-- begin EXERCISE MATERIAL --

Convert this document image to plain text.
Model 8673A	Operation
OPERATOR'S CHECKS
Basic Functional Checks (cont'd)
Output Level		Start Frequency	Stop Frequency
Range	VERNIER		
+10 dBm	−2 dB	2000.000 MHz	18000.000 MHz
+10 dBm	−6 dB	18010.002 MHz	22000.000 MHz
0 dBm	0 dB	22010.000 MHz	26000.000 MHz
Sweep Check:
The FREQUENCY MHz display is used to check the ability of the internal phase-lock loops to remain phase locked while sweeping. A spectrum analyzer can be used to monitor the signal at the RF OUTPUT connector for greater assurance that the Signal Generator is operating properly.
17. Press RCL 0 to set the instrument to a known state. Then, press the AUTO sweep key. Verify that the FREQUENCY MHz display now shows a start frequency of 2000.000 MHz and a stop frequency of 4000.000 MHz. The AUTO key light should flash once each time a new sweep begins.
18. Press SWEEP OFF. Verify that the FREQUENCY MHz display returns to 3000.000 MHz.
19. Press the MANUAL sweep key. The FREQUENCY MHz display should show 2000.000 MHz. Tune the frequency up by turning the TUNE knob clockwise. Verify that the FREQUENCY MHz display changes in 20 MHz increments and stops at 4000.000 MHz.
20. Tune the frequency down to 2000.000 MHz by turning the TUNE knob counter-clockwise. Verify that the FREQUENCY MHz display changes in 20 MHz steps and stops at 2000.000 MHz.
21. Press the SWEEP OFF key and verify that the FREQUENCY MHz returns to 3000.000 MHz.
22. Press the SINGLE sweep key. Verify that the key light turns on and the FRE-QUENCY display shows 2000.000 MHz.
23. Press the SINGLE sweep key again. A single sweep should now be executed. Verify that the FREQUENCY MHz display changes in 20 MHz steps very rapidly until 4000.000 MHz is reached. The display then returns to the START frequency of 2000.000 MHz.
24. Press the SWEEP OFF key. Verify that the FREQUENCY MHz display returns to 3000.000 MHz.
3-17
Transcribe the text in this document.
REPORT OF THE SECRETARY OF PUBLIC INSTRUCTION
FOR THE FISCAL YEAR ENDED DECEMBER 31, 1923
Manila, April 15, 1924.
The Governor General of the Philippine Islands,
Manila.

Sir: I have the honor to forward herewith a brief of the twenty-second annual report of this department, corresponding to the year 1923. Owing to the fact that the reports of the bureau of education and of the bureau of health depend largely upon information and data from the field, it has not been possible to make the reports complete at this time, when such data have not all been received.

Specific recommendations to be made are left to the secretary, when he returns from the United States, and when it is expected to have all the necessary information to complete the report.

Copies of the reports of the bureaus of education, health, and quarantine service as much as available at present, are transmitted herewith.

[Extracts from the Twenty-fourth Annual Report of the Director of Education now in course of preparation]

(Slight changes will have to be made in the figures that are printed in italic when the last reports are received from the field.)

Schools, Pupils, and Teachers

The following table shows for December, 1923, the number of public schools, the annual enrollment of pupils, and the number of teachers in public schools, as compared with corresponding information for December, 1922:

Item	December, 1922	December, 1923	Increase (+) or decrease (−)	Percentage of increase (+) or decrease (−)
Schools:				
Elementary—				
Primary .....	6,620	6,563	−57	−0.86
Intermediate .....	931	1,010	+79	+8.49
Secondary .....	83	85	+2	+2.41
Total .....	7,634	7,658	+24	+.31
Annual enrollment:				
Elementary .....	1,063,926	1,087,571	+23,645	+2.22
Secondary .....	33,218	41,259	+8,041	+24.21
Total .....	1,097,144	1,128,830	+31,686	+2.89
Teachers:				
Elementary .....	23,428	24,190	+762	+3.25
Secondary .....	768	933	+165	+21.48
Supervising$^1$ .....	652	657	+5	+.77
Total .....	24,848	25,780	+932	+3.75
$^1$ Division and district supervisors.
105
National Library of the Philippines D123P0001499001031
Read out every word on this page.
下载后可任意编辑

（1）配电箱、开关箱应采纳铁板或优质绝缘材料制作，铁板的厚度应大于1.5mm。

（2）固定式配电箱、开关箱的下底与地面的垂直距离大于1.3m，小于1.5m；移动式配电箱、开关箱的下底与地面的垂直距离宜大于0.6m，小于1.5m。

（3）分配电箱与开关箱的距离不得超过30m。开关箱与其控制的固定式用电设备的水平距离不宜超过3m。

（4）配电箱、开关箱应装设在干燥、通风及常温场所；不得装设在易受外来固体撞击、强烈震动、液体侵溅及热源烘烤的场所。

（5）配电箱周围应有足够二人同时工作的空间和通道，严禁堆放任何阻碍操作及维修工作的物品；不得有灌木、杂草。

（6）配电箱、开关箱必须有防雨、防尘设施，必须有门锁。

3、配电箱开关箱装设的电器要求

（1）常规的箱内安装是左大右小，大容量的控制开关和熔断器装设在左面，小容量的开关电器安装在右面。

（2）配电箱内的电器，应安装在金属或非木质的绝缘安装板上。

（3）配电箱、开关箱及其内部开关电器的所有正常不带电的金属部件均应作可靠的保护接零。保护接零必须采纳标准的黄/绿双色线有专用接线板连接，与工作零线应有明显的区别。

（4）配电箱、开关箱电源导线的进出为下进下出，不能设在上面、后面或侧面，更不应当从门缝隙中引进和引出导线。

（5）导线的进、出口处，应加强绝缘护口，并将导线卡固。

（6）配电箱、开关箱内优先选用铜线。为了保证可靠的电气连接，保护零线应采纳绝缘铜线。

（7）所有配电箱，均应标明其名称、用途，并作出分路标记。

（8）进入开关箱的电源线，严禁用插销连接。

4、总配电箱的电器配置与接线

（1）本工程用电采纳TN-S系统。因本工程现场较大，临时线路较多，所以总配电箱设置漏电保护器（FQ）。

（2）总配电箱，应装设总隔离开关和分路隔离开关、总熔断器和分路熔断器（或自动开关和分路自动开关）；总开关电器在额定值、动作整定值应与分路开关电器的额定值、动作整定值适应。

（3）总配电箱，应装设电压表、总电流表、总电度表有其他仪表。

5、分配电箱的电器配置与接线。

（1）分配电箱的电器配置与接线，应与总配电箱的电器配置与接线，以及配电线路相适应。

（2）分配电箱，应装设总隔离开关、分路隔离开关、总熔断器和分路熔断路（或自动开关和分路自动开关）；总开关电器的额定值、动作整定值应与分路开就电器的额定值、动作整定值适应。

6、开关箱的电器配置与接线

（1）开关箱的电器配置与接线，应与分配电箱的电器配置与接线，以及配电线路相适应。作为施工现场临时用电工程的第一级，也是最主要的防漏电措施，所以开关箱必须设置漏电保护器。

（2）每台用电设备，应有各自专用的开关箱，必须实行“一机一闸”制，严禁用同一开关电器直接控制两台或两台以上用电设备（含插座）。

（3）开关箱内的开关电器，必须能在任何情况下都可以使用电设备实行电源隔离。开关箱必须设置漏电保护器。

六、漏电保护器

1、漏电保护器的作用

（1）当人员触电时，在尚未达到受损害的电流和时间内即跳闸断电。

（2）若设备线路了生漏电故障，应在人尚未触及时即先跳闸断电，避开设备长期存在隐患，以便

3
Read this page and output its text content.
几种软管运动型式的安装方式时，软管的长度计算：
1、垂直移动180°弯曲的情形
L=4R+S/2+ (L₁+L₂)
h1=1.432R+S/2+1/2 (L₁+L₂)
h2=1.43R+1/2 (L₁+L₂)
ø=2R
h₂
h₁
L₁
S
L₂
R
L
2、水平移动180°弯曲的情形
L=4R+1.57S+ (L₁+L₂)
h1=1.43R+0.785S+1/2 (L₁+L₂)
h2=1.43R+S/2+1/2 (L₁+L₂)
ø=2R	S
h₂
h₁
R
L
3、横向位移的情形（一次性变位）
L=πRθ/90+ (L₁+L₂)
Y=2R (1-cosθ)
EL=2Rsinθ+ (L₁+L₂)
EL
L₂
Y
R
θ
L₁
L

-- end EXERCISE MATERIAL --

List each line holding the string "或自动开关和分路自动开关".

（2）总配电箱，应装设总隔离开关和分路隔离开关、总熔断器和分路熔断器（或自动开关和分路自动开关）；总开关电器在额定值、动作整定值应与分路开关电器的额定值、动作整定值适应。
（2）分配电箱，应装设总隔离开关、分路隔离开关、总熔断器和分路熔断路（或自动开关和分路自动开关）；总开关电器的额定值、动作整定值应与分路开就电器的额定值、动作整定值适应。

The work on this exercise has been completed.